▶ OBJECTIVE: Determine how many lines below hold the string "name". Reply with the number alone.

======== RECORDS SHOWN ========

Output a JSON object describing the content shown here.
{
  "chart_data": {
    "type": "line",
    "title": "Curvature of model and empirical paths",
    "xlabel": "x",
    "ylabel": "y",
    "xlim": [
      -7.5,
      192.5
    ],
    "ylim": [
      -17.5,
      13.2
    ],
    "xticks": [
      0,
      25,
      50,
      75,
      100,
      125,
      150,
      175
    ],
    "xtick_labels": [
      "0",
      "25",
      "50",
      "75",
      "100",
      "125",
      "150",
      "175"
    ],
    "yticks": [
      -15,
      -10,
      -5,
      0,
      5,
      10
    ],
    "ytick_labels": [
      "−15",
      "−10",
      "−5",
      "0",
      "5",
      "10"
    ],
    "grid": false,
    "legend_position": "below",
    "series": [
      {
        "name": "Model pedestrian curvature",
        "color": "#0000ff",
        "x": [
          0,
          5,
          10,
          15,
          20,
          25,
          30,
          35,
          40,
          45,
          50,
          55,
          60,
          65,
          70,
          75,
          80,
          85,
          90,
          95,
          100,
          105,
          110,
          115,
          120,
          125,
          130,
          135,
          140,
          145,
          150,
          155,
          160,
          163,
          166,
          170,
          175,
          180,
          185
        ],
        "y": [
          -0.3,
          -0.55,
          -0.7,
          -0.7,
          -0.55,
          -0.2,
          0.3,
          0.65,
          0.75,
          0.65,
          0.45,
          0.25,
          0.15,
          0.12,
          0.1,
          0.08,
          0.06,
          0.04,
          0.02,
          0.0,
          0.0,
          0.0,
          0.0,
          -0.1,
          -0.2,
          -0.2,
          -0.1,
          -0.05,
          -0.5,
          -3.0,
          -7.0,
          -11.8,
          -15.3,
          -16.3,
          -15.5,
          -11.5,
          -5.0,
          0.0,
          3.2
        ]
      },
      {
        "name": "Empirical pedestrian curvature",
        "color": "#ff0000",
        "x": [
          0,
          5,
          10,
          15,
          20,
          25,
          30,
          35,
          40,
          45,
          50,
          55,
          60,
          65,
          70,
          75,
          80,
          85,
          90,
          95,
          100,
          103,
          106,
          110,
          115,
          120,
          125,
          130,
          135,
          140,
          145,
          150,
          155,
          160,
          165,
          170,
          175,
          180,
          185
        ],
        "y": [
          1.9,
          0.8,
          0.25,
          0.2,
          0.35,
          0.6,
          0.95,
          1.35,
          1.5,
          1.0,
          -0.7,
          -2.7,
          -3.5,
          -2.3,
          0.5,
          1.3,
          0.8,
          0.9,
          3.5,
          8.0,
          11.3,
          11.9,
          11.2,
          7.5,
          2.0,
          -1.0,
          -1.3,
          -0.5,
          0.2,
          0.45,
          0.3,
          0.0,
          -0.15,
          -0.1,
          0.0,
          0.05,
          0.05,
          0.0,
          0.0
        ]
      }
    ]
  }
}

========

▶ FULL OUTPUT: 2